# Records shown:
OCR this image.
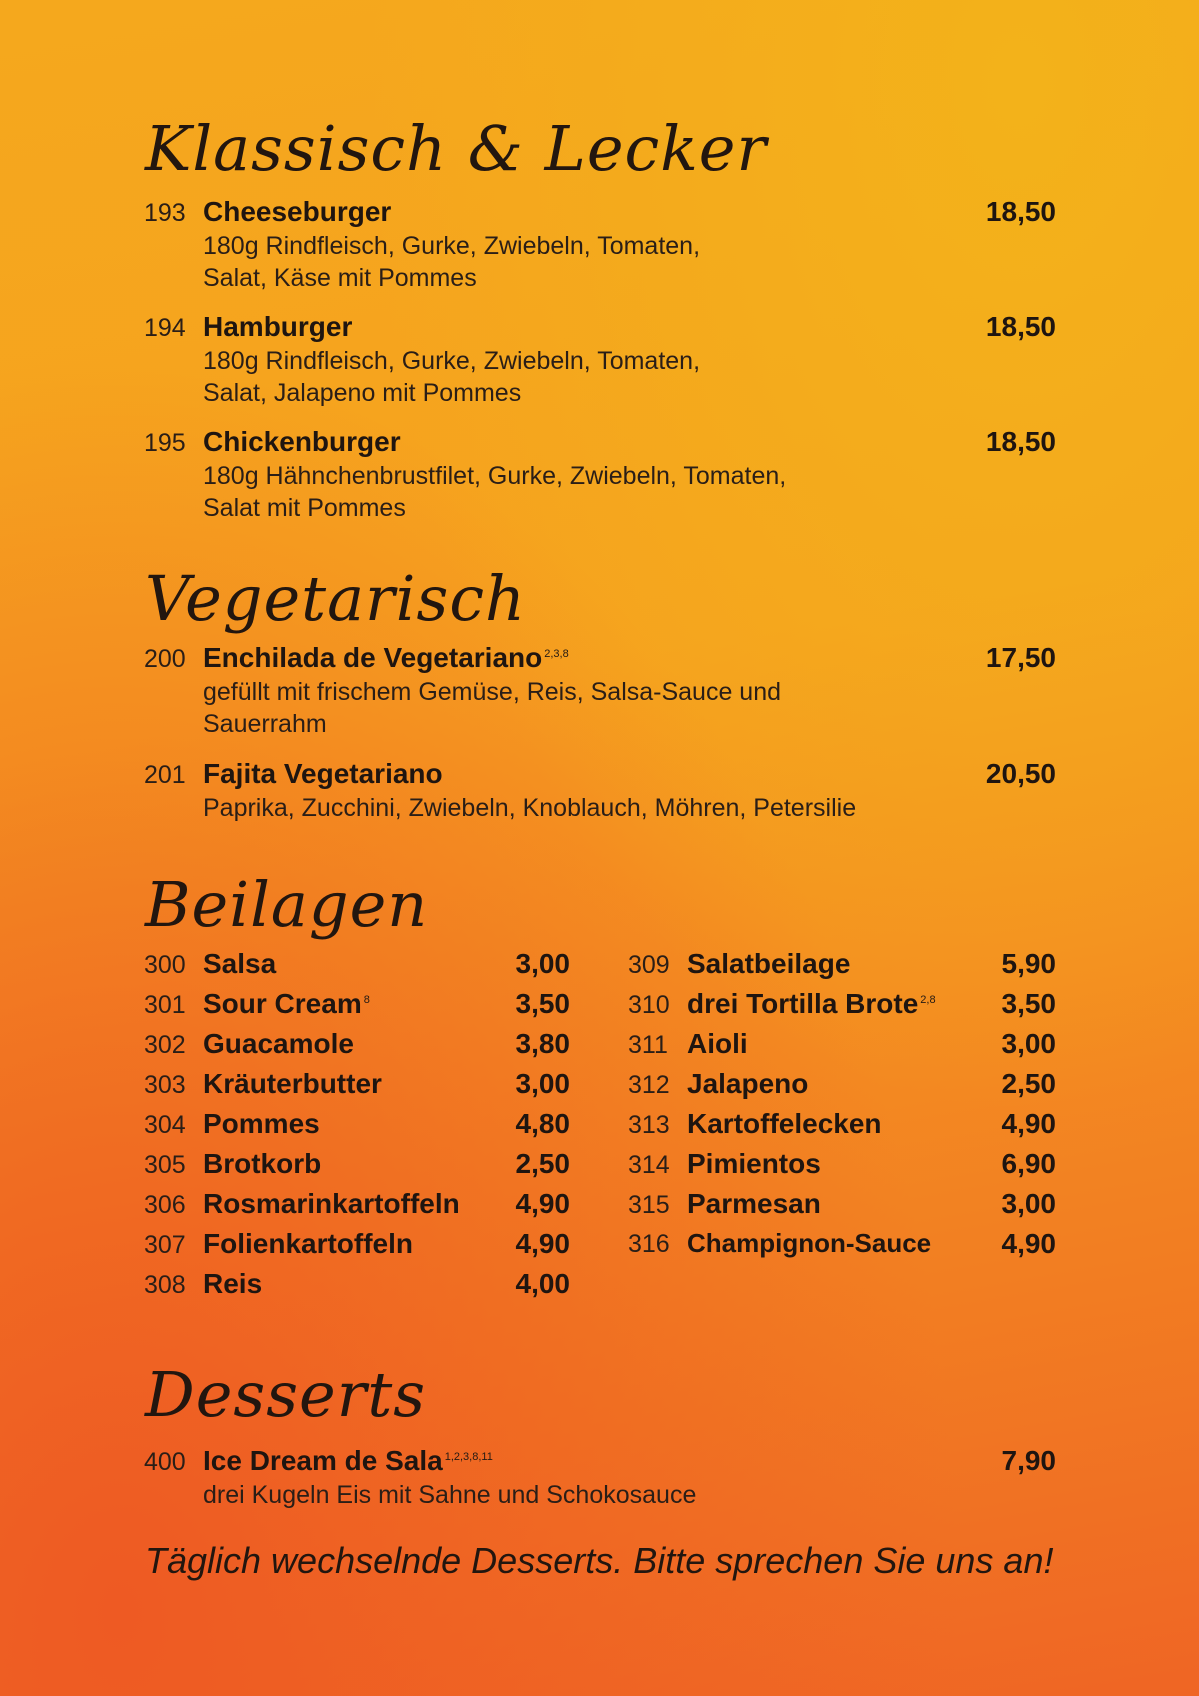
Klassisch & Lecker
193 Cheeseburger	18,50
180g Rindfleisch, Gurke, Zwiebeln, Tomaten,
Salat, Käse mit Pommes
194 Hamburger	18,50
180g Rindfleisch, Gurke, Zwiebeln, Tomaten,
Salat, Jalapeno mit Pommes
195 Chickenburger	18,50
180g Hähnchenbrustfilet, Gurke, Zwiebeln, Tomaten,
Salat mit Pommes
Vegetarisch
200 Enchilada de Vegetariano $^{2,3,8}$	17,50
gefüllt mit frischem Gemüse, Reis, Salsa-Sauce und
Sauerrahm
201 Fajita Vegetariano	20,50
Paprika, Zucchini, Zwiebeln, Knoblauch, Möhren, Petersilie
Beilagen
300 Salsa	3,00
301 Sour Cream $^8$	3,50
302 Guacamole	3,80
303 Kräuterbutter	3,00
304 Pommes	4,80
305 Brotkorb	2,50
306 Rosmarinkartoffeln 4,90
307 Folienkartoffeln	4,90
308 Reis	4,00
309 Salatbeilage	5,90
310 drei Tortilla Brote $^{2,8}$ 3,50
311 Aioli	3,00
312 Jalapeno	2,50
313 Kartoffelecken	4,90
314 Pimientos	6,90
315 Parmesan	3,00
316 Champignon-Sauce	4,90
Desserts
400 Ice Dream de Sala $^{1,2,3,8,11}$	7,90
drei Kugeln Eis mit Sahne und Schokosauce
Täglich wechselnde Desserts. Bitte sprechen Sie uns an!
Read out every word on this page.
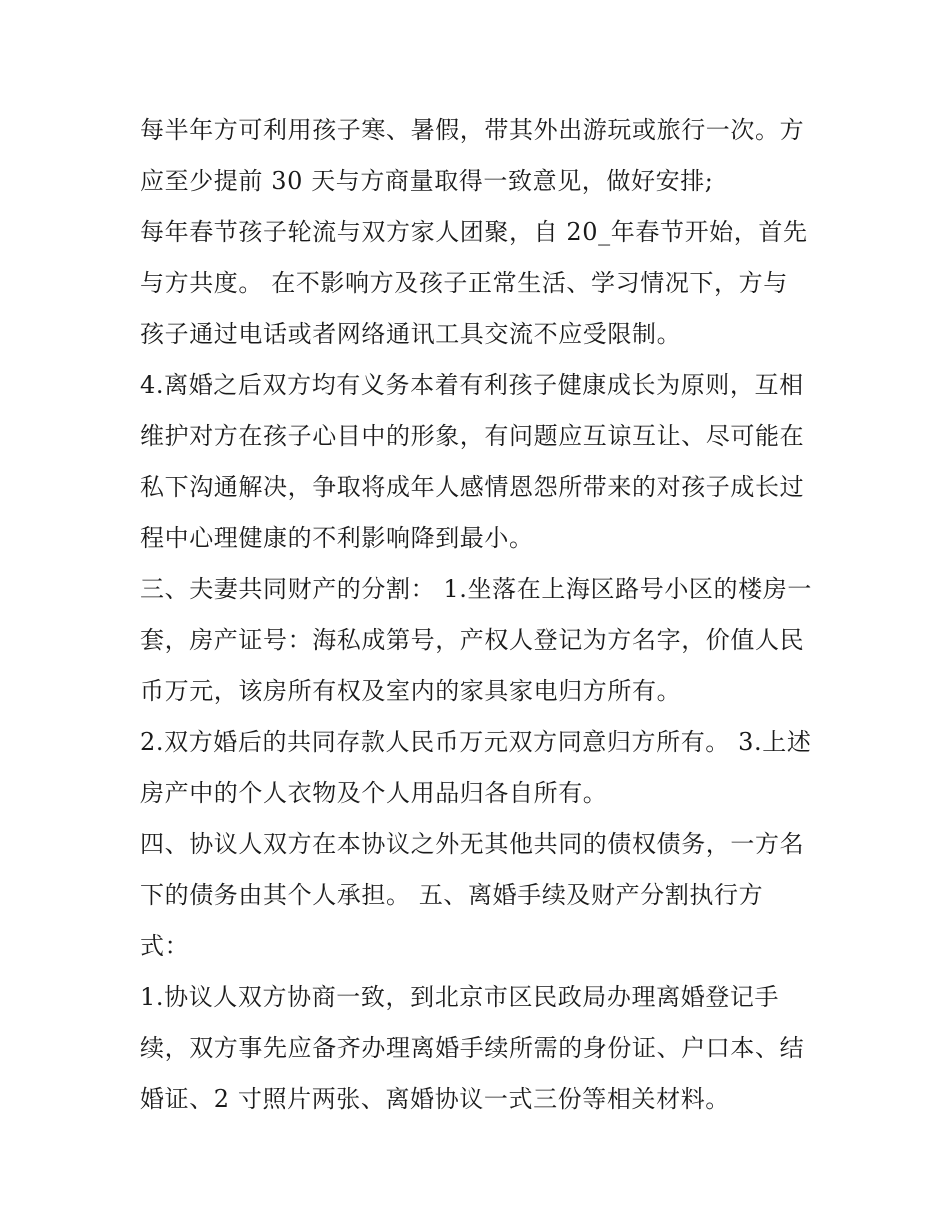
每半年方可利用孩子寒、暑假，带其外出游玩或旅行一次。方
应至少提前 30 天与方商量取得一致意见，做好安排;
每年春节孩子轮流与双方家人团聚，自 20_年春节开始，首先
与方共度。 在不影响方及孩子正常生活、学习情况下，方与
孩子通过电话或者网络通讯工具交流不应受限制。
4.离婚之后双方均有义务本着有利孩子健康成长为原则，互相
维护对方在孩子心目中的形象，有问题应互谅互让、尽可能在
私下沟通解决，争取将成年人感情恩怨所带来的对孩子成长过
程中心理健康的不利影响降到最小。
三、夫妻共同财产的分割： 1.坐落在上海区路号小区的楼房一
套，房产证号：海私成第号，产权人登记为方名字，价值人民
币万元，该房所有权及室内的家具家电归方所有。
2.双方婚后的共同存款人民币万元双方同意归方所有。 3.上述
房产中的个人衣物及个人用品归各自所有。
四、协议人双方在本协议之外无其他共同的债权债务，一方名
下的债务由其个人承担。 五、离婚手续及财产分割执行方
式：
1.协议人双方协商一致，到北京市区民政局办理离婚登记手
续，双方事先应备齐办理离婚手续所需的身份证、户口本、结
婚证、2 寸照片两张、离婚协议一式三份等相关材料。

# Task requirements:
Quote each record exactly as it stands, minus the pictures.

# Exercise response:
OCR this image.
Klassisch & Lecker
193 Cheeseburger	18,50
180g Rindfleisch, Gurke, Zwiebeln, Tomaten,
Salat, Käse mit Pommes
194 Hamburger	18,50
180g Rindfleisch, Gurke, Zwiebeln, Tomaten,
Salat, Jalapeno mit Pommes
195 Chickenburger	18,50
180g Hähnchenbrustfilet, Gurke, Zwiebeln, Tomaten,
Salat mit Pommes
Vegetarisch
200 Enchilada de Vegetariano $^{2,3,8}$	17,50
gefüllt mit frischem Gemüse, Reis, Salsa-Sauce und
Sauerrahm
201 Fajita Vegetariano	20,50
Paprika, Zucchini, Zwiebeln, Knoblauch, Möhren, Petersilie
Beilagen
300 Salsa	3,00
301 Sour Cream $^8$	3,50
302 Guacamole	3,80
303 Kräuterbutter	3,00
304 Pommes	4,80
305 Brotkorb	2,50
306 Rosmarinkartoffeln 4,90
307 Folienkartoffeln	4,90
308 Reis	4,00
309 Salatbeilage	5,90
310 drei Tortilla Brote $^{2,8}$ 3,50
311 Aioli	3,00
312 Jalapeno	2,50
313 Kartoffelecken	4,90
314 Pimientos	6,90
315 Parmesan	3,00
316 Champignon-Sauce	4,90
Desserts
400 Ice Dream de Sala $^{1,2,3,8,11}$	7,90
drei Kugeln Eis mit Sahne und Schokosauce
Täglich wechselnde Desserts. Bitte sprechen Sie uns an!
Read out every word on this page.
每半年方可利用孩子寒、暑假，带其外出游玩或旅行一次。方
应至少提前 30 天与方商量取得一致意见，做好安排;
每年春节孩子轮流与双方家人团聚，自 20_年春节开始，首先
与方共度。 在不影响方及孩子正常生活、学习情况下，方与
孩子通过电话或者网络通讯工具交流不应受限制。
4.离婚之后双方均有义务本着有利孩子健康成长为原则，互相
维护对方在孩子心目中的形象，有问题应互谅互让、尽可能在
私下沟通解决，争取将成年人感情恩怨所带来的对孩子成长过
程中心理健康的不利影响降到最小。
三、夫妻共同财产的分割： 1.坐落在上海区路号小区的楼房一
套，房产证号：海私成第号，产权人登记为方名字，价值人民
币万元，该房所有权及室内的家具家电归方所有。
2.双方婚后的共同存款人民币万元双方同意归方所有。 3.上述
房产中的个人衣物及个人用品归各自所有。
四、协议人双方在本协议之外无其他共同的债权债务，一方名
下的债务由其个人承担。 五、离婚手续及财产分割执行方
式：
1.协议人双方协商一致，到北京市区民政局办理离婚登记手
续，双方事先应备齐办理离婚手续所需的身份证、户口本、结
婚证、2 寸照片两张、离婚协议一式三份等相关材料。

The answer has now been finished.